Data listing
::::

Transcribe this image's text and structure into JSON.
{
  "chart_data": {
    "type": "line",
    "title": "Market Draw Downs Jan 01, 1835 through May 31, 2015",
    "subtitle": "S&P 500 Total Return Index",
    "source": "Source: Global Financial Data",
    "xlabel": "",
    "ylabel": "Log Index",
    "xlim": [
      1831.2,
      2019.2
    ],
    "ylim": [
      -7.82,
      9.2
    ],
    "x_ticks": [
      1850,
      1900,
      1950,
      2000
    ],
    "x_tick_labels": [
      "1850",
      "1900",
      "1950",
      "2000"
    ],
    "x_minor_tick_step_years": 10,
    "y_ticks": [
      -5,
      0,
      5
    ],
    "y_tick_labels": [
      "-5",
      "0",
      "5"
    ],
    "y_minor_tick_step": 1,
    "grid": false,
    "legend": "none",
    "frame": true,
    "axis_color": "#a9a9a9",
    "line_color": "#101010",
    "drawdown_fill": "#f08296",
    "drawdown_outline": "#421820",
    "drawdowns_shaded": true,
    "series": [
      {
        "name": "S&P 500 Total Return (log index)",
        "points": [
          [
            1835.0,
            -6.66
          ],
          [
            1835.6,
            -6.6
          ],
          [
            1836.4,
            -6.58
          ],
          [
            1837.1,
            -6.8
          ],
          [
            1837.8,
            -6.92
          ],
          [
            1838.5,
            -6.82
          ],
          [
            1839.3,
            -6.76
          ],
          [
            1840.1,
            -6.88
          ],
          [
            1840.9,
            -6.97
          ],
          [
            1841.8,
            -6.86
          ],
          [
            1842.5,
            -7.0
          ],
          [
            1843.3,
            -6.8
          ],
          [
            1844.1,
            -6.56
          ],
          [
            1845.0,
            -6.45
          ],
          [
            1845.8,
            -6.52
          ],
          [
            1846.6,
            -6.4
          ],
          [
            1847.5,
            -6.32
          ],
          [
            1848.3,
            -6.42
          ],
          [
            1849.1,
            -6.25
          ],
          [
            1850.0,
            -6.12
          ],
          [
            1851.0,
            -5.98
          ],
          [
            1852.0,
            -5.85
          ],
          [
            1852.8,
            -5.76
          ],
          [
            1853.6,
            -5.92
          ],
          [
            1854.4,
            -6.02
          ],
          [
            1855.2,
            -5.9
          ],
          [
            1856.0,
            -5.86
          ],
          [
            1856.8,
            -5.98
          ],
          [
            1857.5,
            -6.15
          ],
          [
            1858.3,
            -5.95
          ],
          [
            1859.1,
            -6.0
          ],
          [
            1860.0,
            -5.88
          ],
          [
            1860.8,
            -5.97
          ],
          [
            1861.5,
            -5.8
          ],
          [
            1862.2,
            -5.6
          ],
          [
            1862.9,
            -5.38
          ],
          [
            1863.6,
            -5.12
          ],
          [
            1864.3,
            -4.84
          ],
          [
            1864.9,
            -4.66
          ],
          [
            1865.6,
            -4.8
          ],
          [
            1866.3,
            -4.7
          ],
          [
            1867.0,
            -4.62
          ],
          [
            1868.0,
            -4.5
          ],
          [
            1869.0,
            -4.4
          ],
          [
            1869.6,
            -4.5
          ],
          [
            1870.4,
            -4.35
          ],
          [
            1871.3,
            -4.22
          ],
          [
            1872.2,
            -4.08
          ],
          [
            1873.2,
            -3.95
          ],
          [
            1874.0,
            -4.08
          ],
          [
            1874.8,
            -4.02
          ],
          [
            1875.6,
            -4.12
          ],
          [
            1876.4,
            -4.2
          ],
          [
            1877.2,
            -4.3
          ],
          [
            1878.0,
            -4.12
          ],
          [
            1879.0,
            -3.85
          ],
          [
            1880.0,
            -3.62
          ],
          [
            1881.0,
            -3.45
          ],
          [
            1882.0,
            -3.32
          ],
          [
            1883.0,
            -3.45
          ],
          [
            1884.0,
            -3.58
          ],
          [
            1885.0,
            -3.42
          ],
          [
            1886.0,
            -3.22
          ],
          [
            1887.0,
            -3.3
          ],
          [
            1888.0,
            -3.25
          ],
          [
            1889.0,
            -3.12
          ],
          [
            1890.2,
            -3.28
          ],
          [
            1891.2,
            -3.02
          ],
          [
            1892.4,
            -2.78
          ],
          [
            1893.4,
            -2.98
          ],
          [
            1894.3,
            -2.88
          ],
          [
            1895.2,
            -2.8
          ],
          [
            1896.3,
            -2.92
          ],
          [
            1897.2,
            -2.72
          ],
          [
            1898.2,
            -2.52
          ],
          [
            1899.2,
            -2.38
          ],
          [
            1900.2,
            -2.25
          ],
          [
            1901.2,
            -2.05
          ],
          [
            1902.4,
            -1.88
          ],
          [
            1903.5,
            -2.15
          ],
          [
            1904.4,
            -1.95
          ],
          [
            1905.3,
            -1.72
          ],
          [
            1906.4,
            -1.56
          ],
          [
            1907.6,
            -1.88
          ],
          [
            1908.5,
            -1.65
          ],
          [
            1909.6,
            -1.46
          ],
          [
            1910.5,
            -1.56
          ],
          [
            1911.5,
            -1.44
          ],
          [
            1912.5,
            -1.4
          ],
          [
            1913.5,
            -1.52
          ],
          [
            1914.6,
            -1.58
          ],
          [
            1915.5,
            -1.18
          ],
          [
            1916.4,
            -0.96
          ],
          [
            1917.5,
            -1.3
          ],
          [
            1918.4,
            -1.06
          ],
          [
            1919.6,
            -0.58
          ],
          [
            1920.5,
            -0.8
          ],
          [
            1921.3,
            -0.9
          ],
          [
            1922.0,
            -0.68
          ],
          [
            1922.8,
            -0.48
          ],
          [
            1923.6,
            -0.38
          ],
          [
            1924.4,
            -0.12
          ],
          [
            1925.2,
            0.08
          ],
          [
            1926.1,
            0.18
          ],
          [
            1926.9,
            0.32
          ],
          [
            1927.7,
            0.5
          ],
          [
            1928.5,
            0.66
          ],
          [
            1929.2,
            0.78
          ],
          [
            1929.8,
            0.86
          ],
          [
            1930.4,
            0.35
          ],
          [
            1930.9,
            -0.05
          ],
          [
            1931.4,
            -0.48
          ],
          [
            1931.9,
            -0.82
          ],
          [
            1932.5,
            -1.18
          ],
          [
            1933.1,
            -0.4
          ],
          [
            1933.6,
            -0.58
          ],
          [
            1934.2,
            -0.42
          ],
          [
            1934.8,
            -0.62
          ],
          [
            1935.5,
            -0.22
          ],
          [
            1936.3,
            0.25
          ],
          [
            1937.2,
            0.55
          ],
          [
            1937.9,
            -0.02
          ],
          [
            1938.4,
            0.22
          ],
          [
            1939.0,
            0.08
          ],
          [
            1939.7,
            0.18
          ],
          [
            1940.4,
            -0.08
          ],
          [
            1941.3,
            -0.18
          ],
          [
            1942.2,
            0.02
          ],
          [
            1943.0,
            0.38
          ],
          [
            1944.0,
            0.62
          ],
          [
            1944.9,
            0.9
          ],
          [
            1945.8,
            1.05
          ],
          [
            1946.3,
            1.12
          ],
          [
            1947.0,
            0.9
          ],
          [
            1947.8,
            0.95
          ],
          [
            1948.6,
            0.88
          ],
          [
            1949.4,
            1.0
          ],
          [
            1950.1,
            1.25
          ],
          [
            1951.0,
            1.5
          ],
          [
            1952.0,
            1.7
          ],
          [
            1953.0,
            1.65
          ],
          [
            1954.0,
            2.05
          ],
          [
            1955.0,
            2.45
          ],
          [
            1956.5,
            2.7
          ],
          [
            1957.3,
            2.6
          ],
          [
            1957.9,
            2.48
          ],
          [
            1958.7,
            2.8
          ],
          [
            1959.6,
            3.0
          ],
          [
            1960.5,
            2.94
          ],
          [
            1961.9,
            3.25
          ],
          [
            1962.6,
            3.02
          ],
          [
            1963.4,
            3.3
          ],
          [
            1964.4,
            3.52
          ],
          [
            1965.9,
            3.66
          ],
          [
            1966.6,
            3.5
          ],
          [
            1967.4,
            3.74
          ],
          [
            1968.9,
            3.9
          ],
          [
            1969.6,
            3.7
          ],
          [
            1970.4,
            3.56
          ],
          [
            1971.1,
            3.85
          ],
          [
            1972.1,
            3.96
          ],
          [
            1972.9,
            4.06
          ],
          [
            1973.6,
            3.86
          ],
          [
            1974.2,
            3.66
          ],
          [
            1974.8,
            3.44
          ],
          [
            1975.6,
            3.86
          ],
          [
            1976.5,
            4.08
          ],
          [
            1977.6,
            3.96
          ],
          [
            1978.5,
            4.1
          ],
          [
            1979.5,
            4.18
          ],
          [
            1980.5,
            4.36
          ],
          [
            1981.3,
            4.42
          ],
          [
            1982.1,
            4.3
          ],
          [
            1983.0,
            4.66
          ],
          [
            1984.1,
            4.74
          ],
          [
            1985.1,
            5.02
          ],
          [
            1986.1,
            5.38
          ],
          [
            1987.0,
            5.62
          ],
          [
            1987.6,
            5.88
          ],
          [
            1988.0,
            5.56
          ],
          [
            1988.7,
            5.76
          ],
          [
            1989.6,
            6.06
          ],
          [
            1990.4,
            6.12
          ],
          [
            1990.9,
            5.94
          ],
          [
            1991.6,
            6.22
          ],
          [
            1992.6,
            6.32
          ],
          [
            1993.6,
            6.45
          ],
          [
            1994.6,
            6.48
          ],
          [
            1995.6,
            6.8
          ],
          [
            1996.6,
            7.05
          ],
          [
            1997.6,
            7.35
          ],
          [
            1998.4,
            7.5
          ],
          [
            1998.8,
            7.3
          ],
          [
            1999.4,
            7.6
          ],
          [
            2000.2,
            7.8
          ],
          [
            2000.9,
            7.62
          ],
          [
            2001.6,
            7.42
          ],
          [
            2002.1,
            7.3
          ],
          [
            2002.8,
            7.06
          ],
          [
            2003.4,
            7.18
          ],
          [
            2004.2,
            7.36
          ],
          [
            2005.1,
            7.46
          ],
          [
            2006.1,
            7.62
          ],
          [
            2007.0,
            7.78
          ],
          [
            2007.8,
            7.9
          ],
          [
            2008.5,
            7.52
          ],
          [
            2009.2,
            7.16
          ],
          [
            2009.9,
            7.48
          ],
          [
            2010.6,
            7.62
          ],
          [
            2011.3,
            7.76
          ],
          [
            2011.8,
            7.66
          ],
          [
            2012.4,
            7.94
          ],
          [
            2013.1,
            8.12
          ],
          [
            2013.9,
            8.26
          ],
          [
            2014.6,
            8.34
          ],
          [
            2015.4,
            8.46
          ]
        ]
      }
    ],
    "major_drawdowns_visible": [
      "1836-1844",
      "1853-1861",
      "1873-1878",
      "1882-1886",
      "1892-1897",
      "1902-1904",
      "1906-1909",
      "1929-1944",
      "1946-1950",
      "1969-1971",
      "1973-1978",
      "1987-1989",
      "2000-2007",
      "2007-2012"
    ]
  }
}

::::

**WHAT YOU WILL DO:** For each line of the entries that includes "Total", show that line.

**THE COMPLETED TASK:**
    "subtitle": "S&P 500 Total Return Index",
        "name": "S&P 500 Total Return (log index)",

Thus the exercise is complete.